**Work required:**
Pull out every line of the listing below where "page" appears.

— BEGIN Records for this task —

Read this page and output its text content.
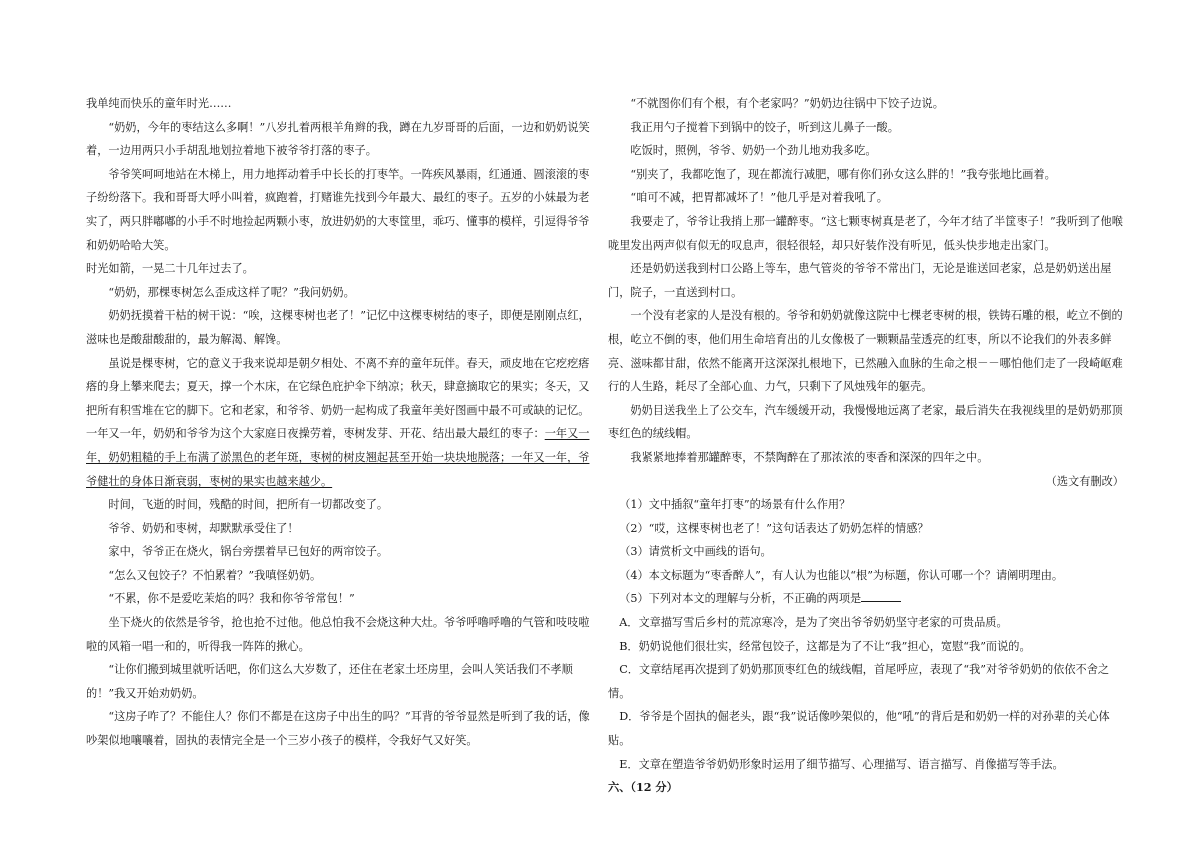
我单纯而快乐的童年时光……

“奶奶，今年的枣结这么多啊！”八岁扎着两根羊角辫的我，蹲在九岁哥哥的后面，一边和奶奶说笑着，一边用两只小手胡乱地划拉着地下被爷爷打落的枣子。

爷爷笑呵呵地站在木梯上，用力地挥动着手中长长的打枣竿。一阵疾风暴雨，红通通、圆滚滚的枣子纷纷落下。我和哥哥大呼小叫着，疯跑着，打赌谁先找到今年最大、最红的枣子。五岁的小妹最为老实了，两只胖嘟嘟的小手不时地捡起两颗小枣，放进奶奶的大枣筐里，乖巧、懂事的模样，引逗得爷爷和奶奶哈哈大笑。

时光如箭，一晃二十几年过去了。

“奶奶，那棵枣树怎么歪成这样了呢？”我问奶奶。

奶奶抚摸着干枯的树干说：“唉，这棵枣树也老了！”记忆中这棵枣树结的枣子，即便是刚刚点红，滋味也是酸甜酸甜的，最为解渴、解馋。

虽说是棵枣树，它的意义于我来说却是朝夕相处、不离不弃的童年玩伴。春天，顽皮地在它疙疙瘩瘩的身上攀来爬去；夏天，撑一个木床，在它绿色庇护伞下纳凉；秋天，肆意摘取它的果实；冬天，又把所有积雪堆在它的脚下。它和老家，和爷爷、奶奶一起构成了我童年美好图画中最不可或缺的记忆。一年又一年，奶奶和爷爷为这个大家庭日夜操劳着，枣树发芽、开花、结出最大最红的枣子：一年又一年，奶奶粗糙的手上布满了淤黑色的老年斑，枣树的树皮翘起甚至开始一块块地脱落；一年又一年，爷爷健壮的身体日渐衰弱，枣树的果实也越来越少。

时间，飞逝的时间，残酷的时间，把所有一切都改变了。

爷爷、奶奶和枣树，却默默承受住了！

家中，爷爷正在烧火，锅台旁摆着早已包好的两帘饺子。

“怎么又包饺子？不怕累着？”我嗔怪奶奶。

“不累，你不是爱吃茉焰的吗？我和你爷爷常包！”

坐下烧火的依然是爷爷，抢也抢不过他。他总怕我不会烧这种大灶。爷爷呼噜呼噜的气管和吱吱啦啦的风箱一唱一和的，听得我一阵阵的揪心。

“让你们搬到城里就听话吧，你们这么大岁数了，还住在老家土坯房里，会叫人笑话我们不孝顺的！”我又开始劝奶奶。

“这房子咋了？不能住人？你们不都是在这房子中出生的吗？”耳背的爷爷显然是听到了我的话，像吵架似地嚷嚷着，固执的表情完全是一个三岁小孩子的模样，令我好气又好笑。

“不就图你们有个根，有个老家吗？”奶奶边往锅中下饺子边说。

我正用勺子搅着下到锅中的饺子，听到这儿鼻子一酸。

吃饭时，照例，爷爷、奶奶一个劲儿地劝我多吃。

“别夹了，我都吃饱了，现在都流行减肥，哪有你们孙女这么胖的！”我夸张地比画着。

“咱可不减，把胃都减坏了！”他几乎是对着我吼了。

我要走了，爷爷让我捎上那一罐醉枣。“这七颗枣树真是老了，今年才结了半筐枣子！”我听到了他喉咙里发出两声似有似无的叹息声，很轻很轻，却只好装作没有听见，低头快步地走出家门。

还是奶奶送我到村口公路上等车，患气管炎的爷爷不常出门，无论是谁送回老家，总是奶奶送出屋门，院子，一直送到村口。

一个没有老家的人是没有根的。爷爷和奶奶就像这院中七棵老枣树的根，铁铸石雕的根，屹立不倒的根，屹立不倒的枣，他们用生命培育出的儿女像极了一颗颗晶莹透亮的红枣，所以不论我们的外表多鲜亮、滋味都甘甜，依然不能离开这深深扎根地下，已然融入血脉的生命之根－－哪怕他们走了一段崎岖难行的人生路，耗尽了全部心血、力气，只剩下了风烛残年的躯壳。

奶奶目送我坐上了公交车，汽车缓缓开动，我慢慢地远离了老家，最后消失在我视线里的是奶奶那顶枣红色的绒线帽。

我紧紧地捧着那罐醉枣，不禁陶醉在了那浓浓的枣香和深深的四年之中。

（选文有删改）

（1）文中插叙“童年打枣”的场景有什么作用？

（2）“哎，这棵枣树也老了！”这句话表达了奶奶怎样的情感？

（3）请赏析文中画线的语句。

（4）本文标题为“枣香醉人”，有人认为也能以“根”为标题，你认可哪一个？请阐明理由。

（5）下列对本文的理解与分析，不正确的两项是

A．文章描写雪后乡村的荒凉寒冷，是为了突出爷爷奶奶坚守老家的可贵品质。

B．奶奶说他们很壮实，经常包饺子，这都是为了不让“我”担心，宽慰“我”而说的。

C．文章结尾再次提到了奶奶那顶枣红色的绒线帽，首尾呼应，表现了“我”对爷爷奶奶的依依不舍之情。

D．爷爷是个固执的倔老头，跟“我”说话像吵架似的，他“吼”的背后是和奶奶一样的对孙辈的关心体贴。

E．文章在塑造爷爷奶奶形象时运用了细节描写、心理描写、语言描写、肖像描写等手法。

六、（12 分）
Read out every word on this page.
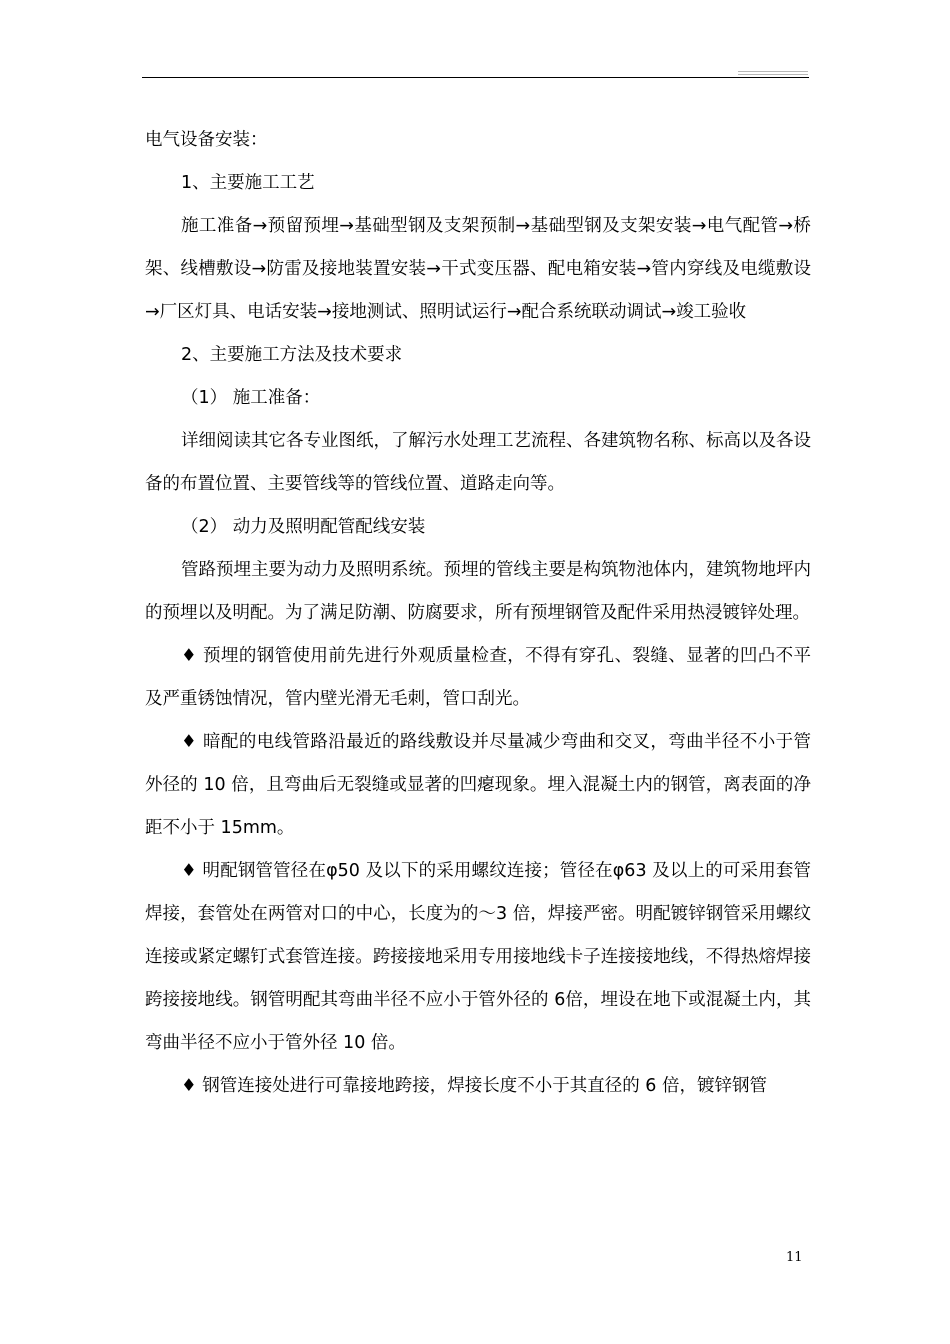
电气设备安装：

1、主要施工工艺

施工准备→预留预埋→基础型钢及支架预制→基础型钢及支架安装→电气配管→桥架、线槽敷设→防雷及接地装置安装→干式变压器、配电箱安装→管内穿线及电缆敷设→厂区灯具、电话安装→接地测试、照明试运行→配合系统联动调试→竣工验收

2、主要施工方法及技术要求

（1） 施工准备：

详细阅读其它各专业图纸，了解污水处理工艺流程、各建筑物名称、标高以及各设备的布置位置、主要管线等的管线位置、道路走向等。

（2） 动力及照明配管配线安装

管路预埋主要为动力及照明系统。预埋的管线主要是构筑物池体内，建筑物地坪内的预埋以及明配。为了满足防潮、防腐要求，所有预埋钢管及配件采用热浸镀锌处理。

♦ 预埋的钢管使用前先进行外观质量检查，不得有穿孔、裂缝、显著的凹凸不平及严重锈蚀情况，管内壁光滑无毛刺，管口刮光。

♦ 暗配的电线管路沿最近的路线敷设并尽量减少弯曲和交叉，弯曲半径不小于管外径的 10 倍，且弯曲后无裂缝或显著的凹瘪现象。埋入混凝土内的钢管，离表面的净距不小于 15mm。

♦ 明配钢管管径在φ50 及以下的采用螺纹连接；管径在φ63 及以上的可采用套管焊接，套管处在两管对口的中心，长度为的～3 倍，焊接严密。明配镀锌钢管采用螺纹连接或紧定螺钉式套管连接。跨接接地采用专用接地线卡子连接接地线，不得热熔焊接跨接接地线。钢管明配其弯曲半径不应小于管外径的 6倍，埋设在地下或混凝土内，其弯曲半径不应小于管外径 10 倍。

♦ 钢管连接处进行可靠接地跨接，焊接长度不小于其直径的 6 倍，镀锌钢管

11
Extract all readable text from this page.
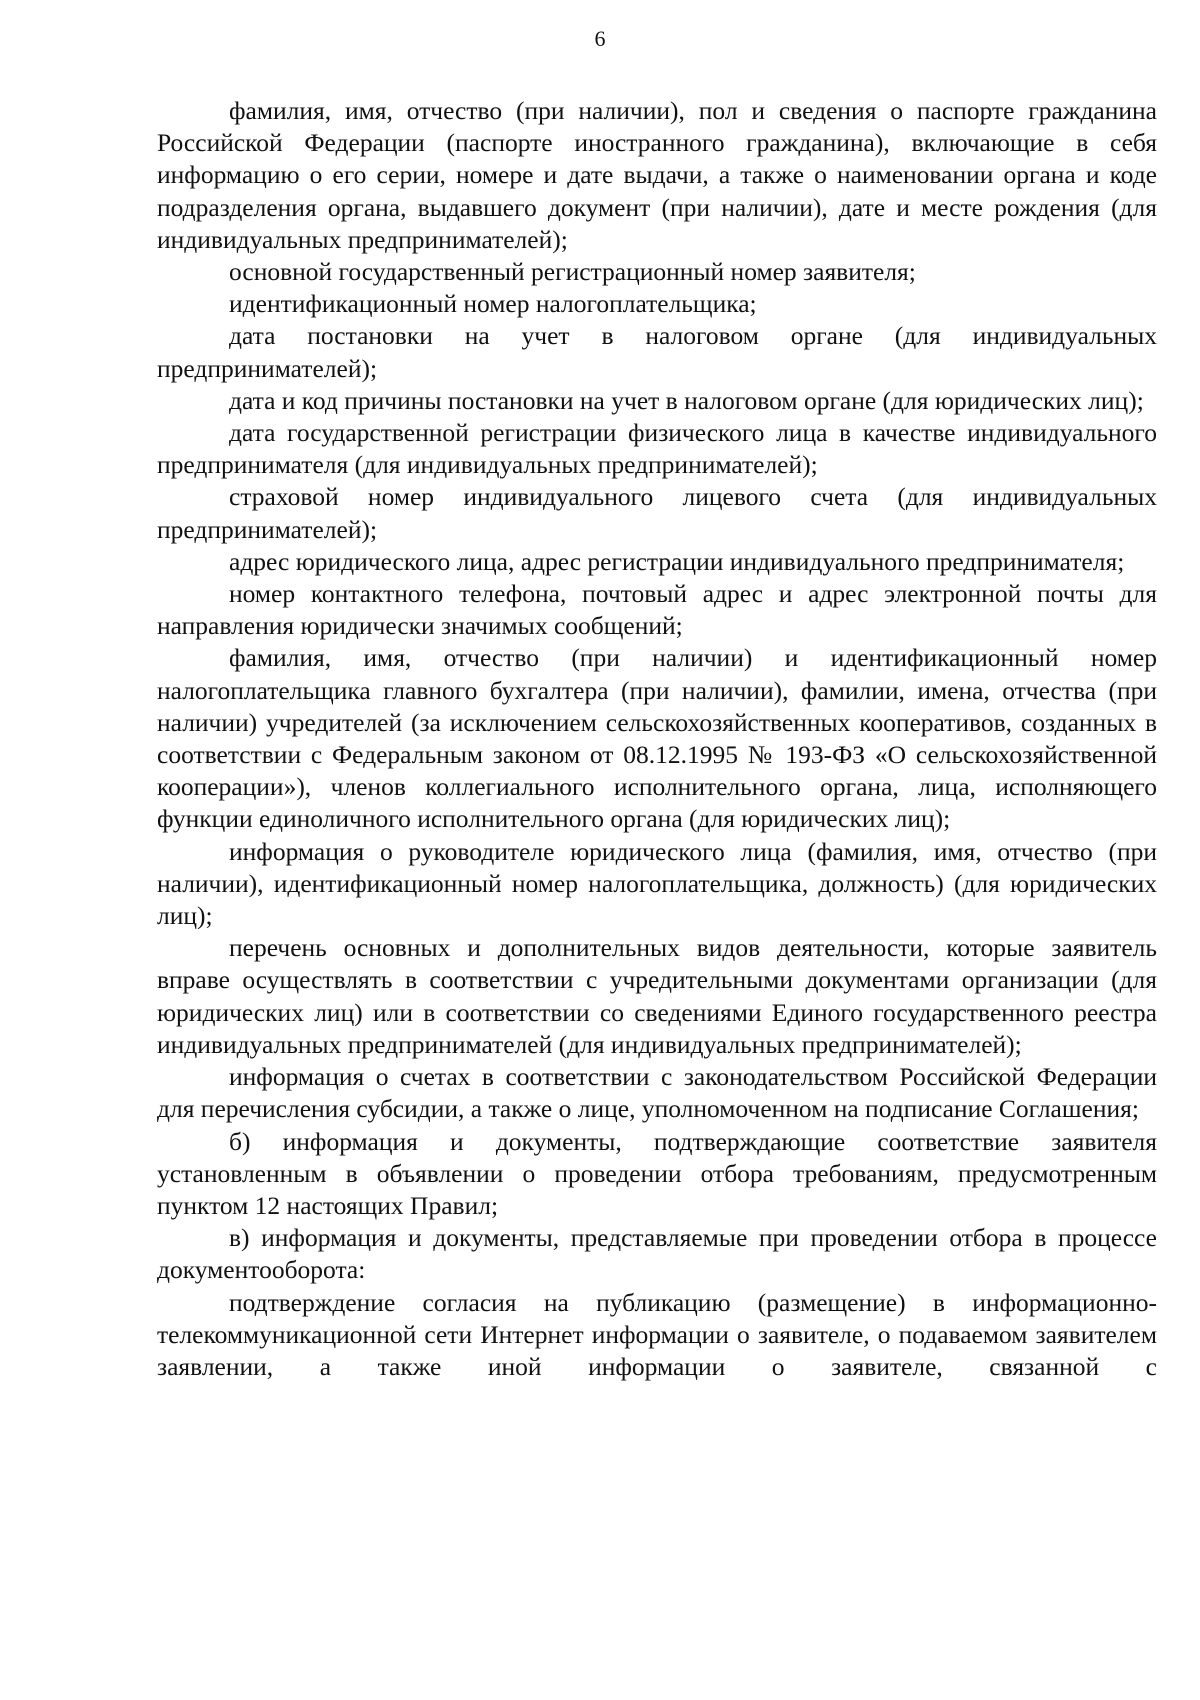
6

фамилия, имя, отчество (при наличии), пол и сведения о паспорте гражданина Российской Федерации (паспорте иностранного гражданина), включающие в себя информацию о его серии, номере и дате выдачи, а также о наименовании органа и коде подразделения органа, выдавшего документ (при наличии), дате и месте рождения (для индивидуальных предпринимателей);

основной государственный регистрационный номер заявителя;

идентификационный номер налогоплательщика;

дата постановки на учет в налоговом органе (для индивидуальных предпринимателей);

дата и код причины постановки на учет в налоговом органе (для юридических лиц);

дата государственной регистрации физического лица в качестве индивидуального предпринимателя (для индивидуальных предпринимателей);

страховой номер индивидуального лицевого счета (для индивидуальных предпринимателей);

адрес юридического лица, адрес регистрации индивидуального предпринимателя;

номер контактного телефона, почтовый адрес и адрес электронной почты для направления юридически значимых сообщений;

фамилия, имя, отчество (при наличии) и идентификационный номер налогоплательщика главного бухгалтера (при наличии), фамилии, имена, отчества (при наличии) учредителей (за исключением сельскохозяйственных кооперативов, созданных в соответствии с Федеральным законом от 08.12.1995 № 193-ФЗ «О сельскохозяйственной кооперации»), членов коллегиального исполнительного органа, лица, исполняющего функции единоличного исполнительного органа (для юридических лиц);

информация о руководителе юридического лица (фамилия, имя, отчество (при наличии), идентификационный номер налогоплательщика, должность) (для юридических лиц);

перечень основных и дополнительных видов деятельности, которые заявитель вправе осуществлять в соответствии с учредительными документами организации (для юридических лиц) или в соответствии со сведениями Единого государственного реестра индивидуальных предпринимателей (для индивидуальных предпринимателей);

информация о счетах в соответствии с законодательством Российской Федерации для перечисления субсидии, а также о лице, уполномоченном на подписание Соглашения;

б) информация и документы, подтверждающие соответствие заявителя установленным в объявлении о проведении отбора требованиям, предусмотренным пунктом 12 настоящих Правил;

в) информация и документы, представляемые при проведении отбора в процессе документооборота:

подтверждение согласия на публикацию (размещение) в информационно-телекоммуникационной сети Интернет информации о заявителе, о подаваемом заявителем заявлении, а также иной информации о заявителе, связанной с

— END Records for this task —

**Reply to the exercise:**
Read this page and output its text content.
Read out every word on this page.
Extract all readable text from this page.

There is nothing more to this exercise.